■ Provided material
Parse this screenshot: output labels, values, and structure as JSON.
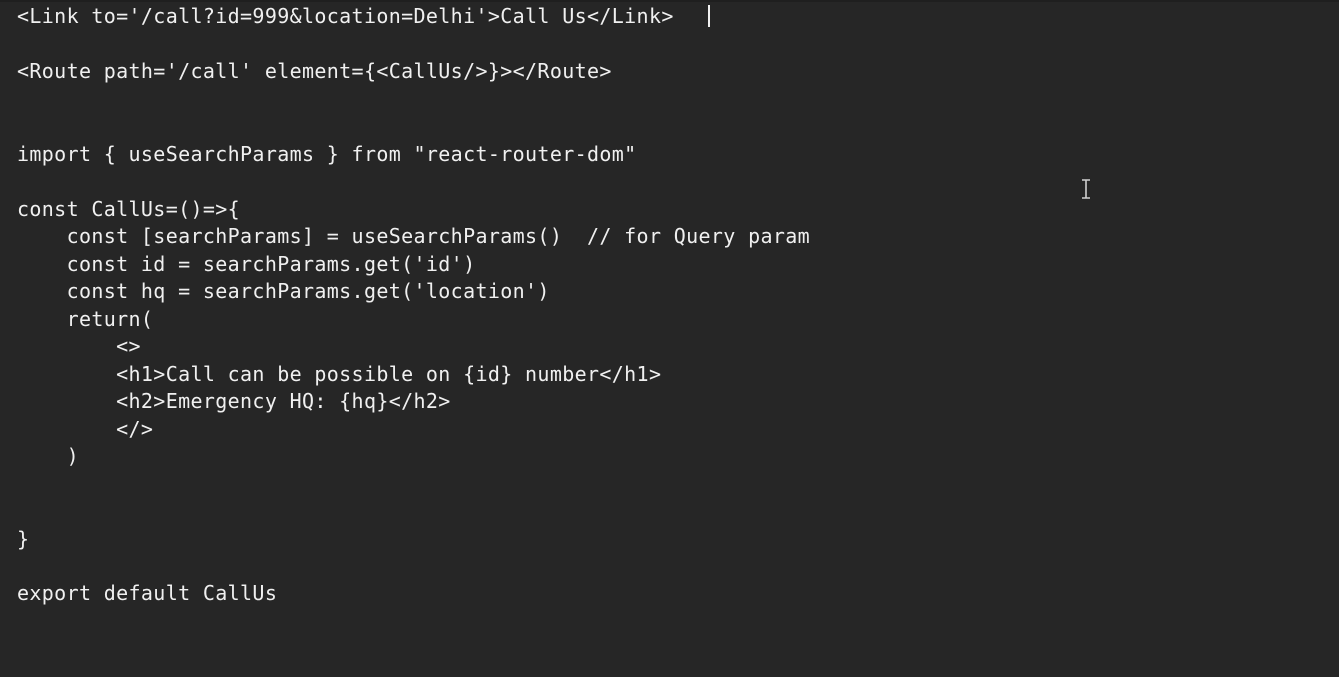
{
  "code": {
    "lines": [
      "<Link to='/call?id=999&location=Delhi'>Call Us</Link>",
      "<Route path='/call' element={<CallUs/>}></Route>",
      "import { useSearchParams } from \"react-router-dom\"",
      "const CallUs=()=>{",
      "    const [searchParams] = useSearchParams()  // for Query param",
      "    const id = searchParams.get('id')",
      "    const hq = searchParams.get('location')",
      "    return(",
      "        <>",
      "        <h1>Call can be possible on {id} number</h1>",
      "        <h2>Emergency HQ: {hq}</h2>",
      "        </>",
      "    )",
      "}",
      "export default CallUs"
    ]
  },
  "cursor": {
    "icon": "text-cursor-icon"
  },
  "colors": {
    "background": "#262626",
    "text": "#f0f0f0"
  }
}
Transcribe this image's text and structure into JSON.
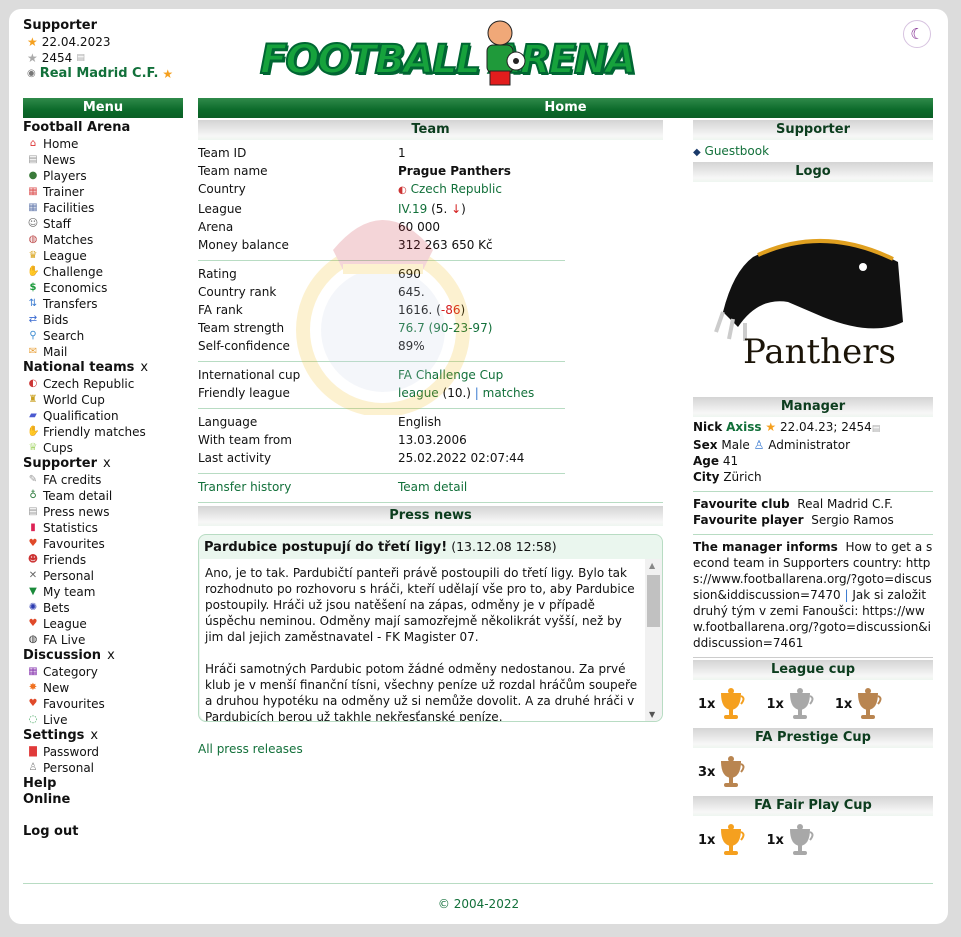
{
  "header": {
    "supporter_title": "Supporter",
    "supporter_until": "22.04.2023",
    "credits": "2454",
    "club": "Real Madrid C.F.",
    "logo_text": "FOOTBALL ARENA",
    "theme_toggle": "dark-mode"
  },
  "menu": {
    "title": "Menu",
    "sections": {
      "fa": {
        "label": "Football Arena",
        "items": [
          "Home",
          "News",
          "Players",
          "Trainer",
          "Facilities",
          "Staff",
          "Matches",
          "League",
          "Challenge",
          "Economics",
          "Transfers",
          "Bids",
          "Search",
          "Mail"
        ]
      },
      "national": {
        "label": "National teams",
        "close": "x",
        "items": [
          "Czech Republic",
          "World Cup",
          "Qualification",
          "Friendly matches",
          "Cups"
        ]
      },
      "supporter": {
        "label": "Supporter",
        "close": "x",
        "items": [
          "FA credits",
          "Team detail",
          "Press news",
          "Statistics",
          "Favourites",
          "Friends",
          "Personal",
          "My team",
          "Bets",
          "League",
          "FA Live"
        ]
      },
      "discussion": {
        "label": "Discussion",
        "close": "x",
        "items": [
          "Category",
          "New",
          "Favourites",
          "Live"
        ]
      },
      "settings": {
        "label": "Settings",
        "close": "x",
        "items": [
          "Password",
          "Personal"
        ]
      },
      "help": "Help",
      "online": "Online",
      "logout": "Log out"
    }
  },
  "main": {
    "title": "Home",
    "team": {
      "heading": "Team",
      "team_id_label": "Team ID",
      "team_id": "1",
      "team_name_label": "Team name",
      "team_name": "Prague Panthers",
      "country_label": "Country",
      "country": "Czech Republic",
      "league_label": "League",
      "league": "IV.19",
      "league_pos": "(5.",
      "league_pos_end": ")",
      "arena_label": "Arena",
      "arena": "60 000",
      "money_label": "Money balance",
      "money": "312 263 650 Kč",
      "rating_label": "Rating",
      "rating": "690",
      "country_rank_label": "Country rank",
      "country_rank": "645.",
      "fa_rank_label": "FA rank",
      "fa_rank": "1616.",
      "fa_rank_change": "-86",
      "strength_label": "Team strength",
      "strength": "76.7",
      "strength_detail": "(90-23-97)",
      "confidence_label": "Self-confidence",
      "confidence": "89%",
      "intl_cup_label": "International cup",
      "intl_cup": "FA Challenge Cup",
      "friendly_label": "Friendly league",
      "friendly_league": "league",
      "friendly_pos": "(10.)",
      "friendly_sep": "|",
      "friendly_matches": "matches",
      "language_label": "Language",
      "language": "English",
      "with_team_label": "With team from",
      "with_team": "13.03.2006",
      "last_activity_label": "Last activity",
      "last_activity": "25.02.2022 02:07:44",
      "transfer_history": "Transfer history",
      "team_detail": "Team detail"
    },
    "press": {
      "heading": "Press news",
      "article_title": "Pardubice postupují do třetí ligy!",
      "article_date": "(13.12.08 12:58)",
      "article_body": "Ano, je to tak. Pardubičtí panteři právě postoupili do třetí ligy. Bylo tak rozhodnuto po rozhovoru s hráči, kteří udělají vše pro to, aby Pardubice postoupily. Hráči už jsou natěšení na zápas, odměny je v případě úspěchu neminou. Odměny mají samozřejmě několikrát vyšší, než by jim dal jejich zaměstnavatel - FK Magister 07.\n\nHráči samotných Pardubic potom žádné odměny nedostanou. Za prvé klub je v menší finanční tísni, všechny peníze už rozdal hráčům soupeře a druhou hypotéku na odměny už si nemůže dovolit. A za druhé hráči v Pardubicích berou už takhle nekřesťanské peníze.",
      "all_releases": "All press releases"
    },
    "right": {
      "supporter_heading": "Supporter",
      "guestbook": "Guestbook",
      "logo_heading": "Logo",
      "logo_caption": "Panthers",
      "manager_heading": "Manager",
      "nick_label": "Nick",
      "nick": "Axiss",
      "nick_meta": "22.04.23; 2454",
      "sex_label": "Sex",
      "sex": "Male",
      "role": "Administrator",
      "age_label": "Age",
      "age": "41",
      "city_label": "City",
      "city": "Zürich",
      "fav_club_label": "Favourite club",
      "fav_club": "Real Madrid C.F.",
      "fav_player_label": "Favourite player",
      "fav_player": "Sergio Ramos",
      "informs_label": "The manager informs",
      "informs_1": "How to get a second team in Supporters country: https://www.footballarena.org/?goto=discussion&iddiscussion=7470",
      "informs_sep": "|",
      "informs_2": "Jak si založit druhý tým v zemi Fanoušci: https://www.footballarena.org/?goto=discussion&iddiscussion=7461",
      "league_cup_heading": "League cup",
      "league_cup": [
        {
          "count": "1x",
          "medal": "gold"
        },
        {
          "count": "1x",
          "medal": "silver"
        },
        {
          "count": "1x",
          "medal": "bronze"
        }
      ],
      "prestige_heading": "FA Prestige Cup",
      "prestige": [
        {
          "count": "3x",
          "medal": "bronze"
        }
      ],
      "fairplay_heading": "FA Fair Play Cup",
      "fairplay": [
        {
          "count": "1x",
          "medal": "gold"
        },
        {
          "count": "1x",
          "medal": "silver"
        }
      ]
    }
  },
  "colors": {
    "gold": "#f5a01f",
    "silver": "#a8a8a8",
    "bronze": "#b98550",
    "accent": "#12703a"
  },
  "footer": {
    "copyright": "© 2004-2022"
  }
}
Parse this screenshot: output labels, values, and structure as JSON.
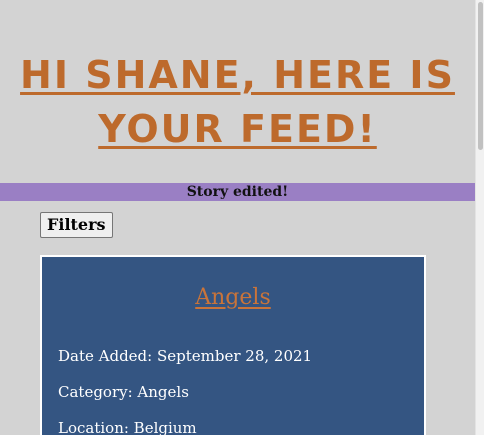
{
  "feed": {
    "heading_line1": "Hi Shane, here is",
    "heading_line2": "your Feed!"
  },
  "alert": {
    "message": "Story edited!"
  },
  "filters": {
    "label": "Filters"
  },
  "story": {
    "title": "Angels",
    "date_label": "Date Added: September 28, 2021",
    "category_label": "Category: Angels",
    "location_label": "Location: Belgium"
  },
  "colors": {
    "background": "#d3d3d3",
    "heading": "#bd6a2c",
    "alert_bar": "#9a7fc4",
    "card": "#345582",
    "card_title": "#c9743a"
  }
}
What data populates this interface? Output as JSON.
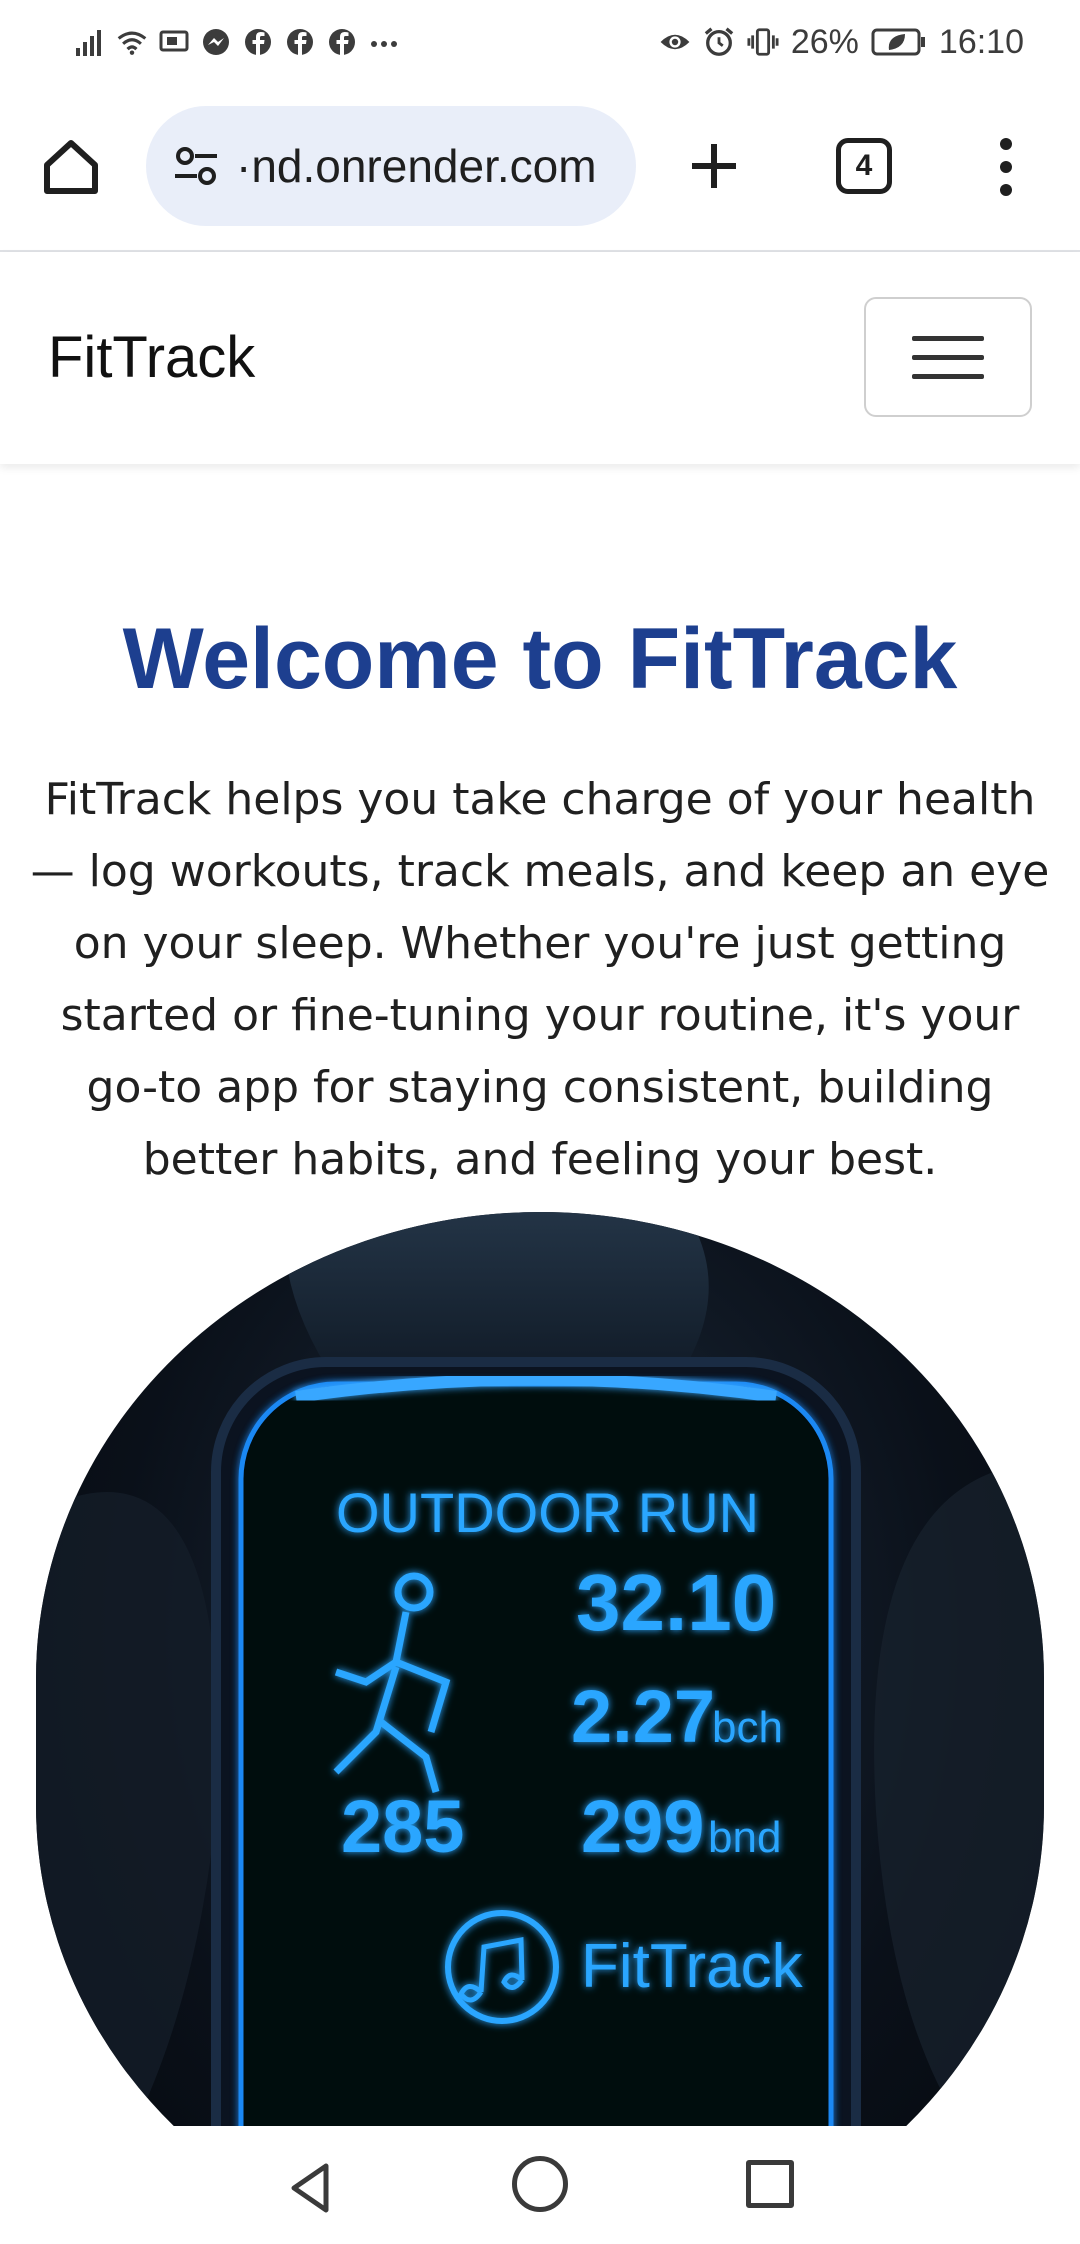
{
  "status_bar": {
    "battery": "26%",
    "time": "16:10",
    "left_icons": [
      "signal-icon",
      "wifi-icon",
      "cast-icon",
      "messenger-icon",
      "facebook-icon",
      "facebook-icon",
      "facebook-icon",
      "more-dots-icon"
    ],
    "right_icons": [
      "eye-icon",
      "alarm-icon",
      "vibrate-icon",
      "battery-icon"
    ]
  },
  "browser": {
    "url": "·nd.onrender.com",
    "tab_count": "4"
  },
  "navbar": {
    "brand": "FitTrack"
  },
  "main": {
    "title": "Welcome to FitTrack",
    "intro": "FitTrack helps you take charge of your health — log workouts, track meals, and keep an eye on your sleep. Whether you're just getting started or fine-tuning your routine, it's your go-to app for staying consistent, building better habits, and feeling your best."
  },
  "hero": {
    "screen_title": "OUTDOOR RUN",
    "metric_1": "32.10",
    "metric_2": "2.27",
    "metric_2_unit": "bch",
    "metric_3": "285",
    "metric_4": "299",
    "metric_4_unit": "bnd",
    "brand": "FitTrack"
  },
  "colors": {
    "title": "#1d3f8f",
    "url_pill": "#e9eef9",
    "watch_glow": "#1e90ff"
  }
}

■ Exercise prompt
Exactly as written, set down the lines from the line holding "What data populates" to the last line of the data, both ends included, pictures excluded.

■ Complete answer
What data populates this interface? Output as JSON.
{
  "status_bar": {
    "battery": "26%",
    "time": "16:10",
    "left_icons": [
      "signal-icon",
      "wifi-icon",
      "cast-icon",
      "messenger-icon",
      "facebook-icon",
      "facebook-icon",
      "facebook-icon",
      "more-dots-icon"
    ],
    "right_icons": [
      "eye-icon",
      "alarm-icon",
      "vibrate-icon",
      "battery-icon"
    ]
  },
  "browser": {
    "url": "·nd.onrender.com",
    "tab_count": "4"
  },
  "navbar": {
    "brand": "FitTrack"
  },
  "main": {
    "title": "Welcome to FitTrack",
    "intro": "FitTrack helps you take charge of your health — log workouts, track meals, and keep an eye on your sleep. Whether you're just getting started or fine-tuning your routine, it's your go-to app for staying consistent, building better habits, and feeling your best."
  },
  "hero": {
    "screen_title": "OUTDOOR RUN",
    "metric_1": "32.10",
    "metric_2": "2.27",
    "metric_2_unit": "bch",
    "metric_3": "285",
    "metric_4": "299",
    "metric_4_unit": "bnd",
    "brand": "FitTrack"
  },
  "colors": {
    "title": "#1d3f8f",
    "url_pill": "#e9eef9",
    "watch_glow": "#1e90ff"
  }
}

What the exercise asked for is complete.